**Challenge**
Can you print the data exactly and leave out each image?
■ ■ ■ ■ ■
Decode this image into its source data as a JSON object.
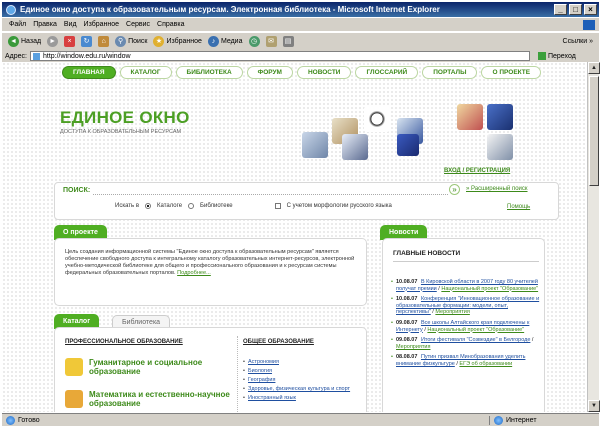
{
  "window": {
    "title": "Единое окно доступа к образовательным ресурсам. Электронная библиотека - Microsoft Internet Explorer",
    "buttons": [
      "_",
      "□",
      "×"
    ]
  },
  "menu": [
    "Файл",
    "Правка",
    "Вид",
    "Избранное",
    "Сервис",
    "Справка"
  ],
  "toolbar": {
    "back": "Назад",
    "search": "Поиск",
    "favorites": "Избранное",
    "media": "Медиа",
    "links": "Ссылки »"
  },
  "address": {
    "label": "Адрес:",
    "url": "http://window.edu.ru/window",
    "go": "Переход"
  },
  "status": {
    "left": "Готово",
    "right": "Интернет"
  },
  "site": {
    "nav": [
      "ГЛАВНАЯ",
      "КАТАЛОГ",
      "БИБЛИОТЕКА",
      "ФОРУМ",
      "НОВОСТИ",
      "ГЛОССАРИЙ",
      "ПОРТАЛЫ",
      "О ПРОЕКТЕ"
    ],
    "brand_title": "ЕДИНОЕ ОКНО",
    "brand_subtitle": "ДОСТУПА К ОБРАЗОВАТЕЛЬНЫМ РЕСУРСАМ",
    "login": "ВХОД / РЕГИСТРАЦИЯ",
    "search": {
      "label": "ПОИСК:",
      "go": "»",
      "advanced": "» Расширенный поиск",
      "search_in": "Искать в",
      "opt_catalog": "Каталоге",
      "opt_library": "Библиотеке",
      "morph": "С учетом морфологии русского языка",
      "help": "Помощь"
    },
    "about": {
      "tab": "О проекте",
      "text": "Цель создания информационной системы \"Единое окно доступа к образовательным ресурсам\" является обеспечение свободного доступа к интегральному каталогу образовательных интернет-ресурсов, электронной учебно-методической библиотеке для общего и профессионального образования и к ресурсам системы федеральных образовательных порталов.",
      "more": "Подробнее..."
    },
    "news": {
      "tab": "Новости",
      "heading": "ГЛАВНЫЕ НОВОСТИ",
      "items": [
        {
          "date": "10.08.07",
          "text": "В Кировской области в 2007 году 80 учителей получат премии",
          "tag": "Национальный проект \"Образование\""
        },
        {
          "date": "10.08.07",
          "text": "Конференция \"Инновационное образование и образовательные формации: модели, опыт, перспективы\"",
          "tag": "Мероприятия"
        },
        {
          "date": "09.08.07",
          "text": "Все школы Алтайского края подключены к Интернету",
          "tag": "Национальный проект \"Образование\""
        },
        {
          "date": "09.08.07",
          "text": "Итоги фестиваля \"Созвездие\" в Белгороде",
          "tag": "Мероприятия"
        },
        {
          "date": "08.08.07",
          "text": "Путин призвал Минобразования уделить внимание физкультуре",
          "tag": "ЕГЭ об образовании"
        }
      ]
    },
    "catalog": {
      "tab": "Каталог",
      "tab2": "Библиотека",
      "prof_heading": "ПРОФЕССИОНАЛЬНОЕ ОБРАЗОВАНИЕ",
      "general_heading": "ОБЩЕЕ ОБРАЗОВАНИЕ",
      "prof_items": [
        "Гуманитарное и социальное образование",
        "Математика и естественно-научное образование"
      ],
      "general_items": [
        "Астрономия",
        "Биология",
        "География",
        "Здоровье, физическая культура и спорт",
        "Иностранный язык"
      ]
    }
  },
  "colors": {
    "accent": "#4fae22",
    "accent_dark": "#3d8a1a",
    "link": "#1f4fa0",
    "titlebar": "#0a246a"
  }
}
■ ■ ■ ■ ■
**Written answer**
Decode this image into its source data as a JSON object.
{
  "window": {
    "title": "Единое окно доступа к образовательным ресурсам. Электронная библиотека - Microsoft Internet Explorer",
    "buttons": [
      "_",
      "□",
      "×"
    ]
  },
  "menu": [
    "Файл",
    "Правка",
    "Вид",
    "Избранное",
    "Сервис",
    "Справка"
  ],
  "toolbar": {
    "back": "Назад",
    "search": "Поиск",
    "favorites": "Избранное",
    "media": "Медиа",
    "links": "Ссылки »"
  },
  "address": {
    "label": "Адрес:",
    "url": "http://window.edu.ru/window",
    "go": "Переход"
  },
  "status": {
    "left": "Готово",
    "right": "Интернет"
  },
  "site": {
    "nav": [
      "ГЛАВНАЯ",
      "КАТАЛОГ",
      "БИБЛИОТЕКА",
      "ФОРУМ",
      "НОВОСТИ",
      "ГЛОССАРИЙ",
      "ПОРТАЛЫ",
      "О ПРОЕКТЕ"
    ],
    "brand_title": "ЕДИНОЕ ОКНО",
    "brand_subtitle": "ДОСТУПА К ОБРАЗОВАТЕЛЬНЫМ РЕСУРСАМ",
    "login": "ВХОД / РЕГИСТРАЦИЯ",
    "search": {
      "label": "ПОИСК:",
      "go": "»",
      "advanced": "» Расширенный поиск",
      "search_in": "Искать в",
      "opt_catalog": "Каталоге",
      "opt_library": "Библиотеке",
      "morph": "С учетом морфологии русского языка",
      "help": "Помощь"
    },
    "about": {
      "tab": "О проекте",
      "text": "Цель создания информационной системы \"Единое окно доступа к образовательным ресурсам\" является обеспечение свободного доступа к интегральному каталогу образовательных интернет-ресурсов, электронной учебно-методической библиотеке для общего и профессионального образования и к ресурсам системы федеральных образовательных порталов.",
      "more": "Подробнее..."
    },
    "news": {
      "tab": "Новости",
      "heading": "ГЛАВНЫЕ НОВОСТИ",
      "items": [
        {
          "date": "10.08.07",
          "text": "В Кировской области в 2007 году 80 учителей получат премии",
          "tag": "Национальный проект \"Образование\""
        },
        {
          "date": "10.08.07",
          "text": "Конференция \"Инновационное образование и образовательные формации: модели, опыт, перспективы\"",
          "tag": "Мероприятия"
        },
        {
          "date": "09.08.07",
          "text": "Все школы Алтайского края подключены к Интернету",
          "tag": "Национальный проект \"Образование\""
        },
        {
          "date": "09.08.07",
          "text": "Итоги фестиваля \"Созвездие\" в Белгороде",
          "tag": "Мероприятия"
        },
        {
          "date": "08.08.07",
          "text": "Путин призвал Минобразования уделить внимание физкультуре",
          "tag": "ЕГЭ об образовании"
        }
      ]
    },
    "catalog": {
      "tab": "Каталог",
      "tab2": "Библиотека",
      "prof_heading": "ПРОФЕССИОНАЛЬНОЕ ОБРАЗОВАНИЕ",
      "general_heading": "ОБЩЕЕ ОБРАЗОВАНИЕ",
      "prof_items": [
        "Гуманитарное и социальное образование",
        "Математика и естественно-научное образование"
      ],
      "general_items": [
        "Астрономия",
        "Биология",
        "География",
        "Здоровье, физическая культура и спорт",
        "Иностранный язык"
      ]
    }
  },
  "colors": {
    "accent": "#4fae22",
    "accent_dark": "#3d8a1a",
    "link": "#1f4fa0",
    "titlebar": "#0a246a"
  }
}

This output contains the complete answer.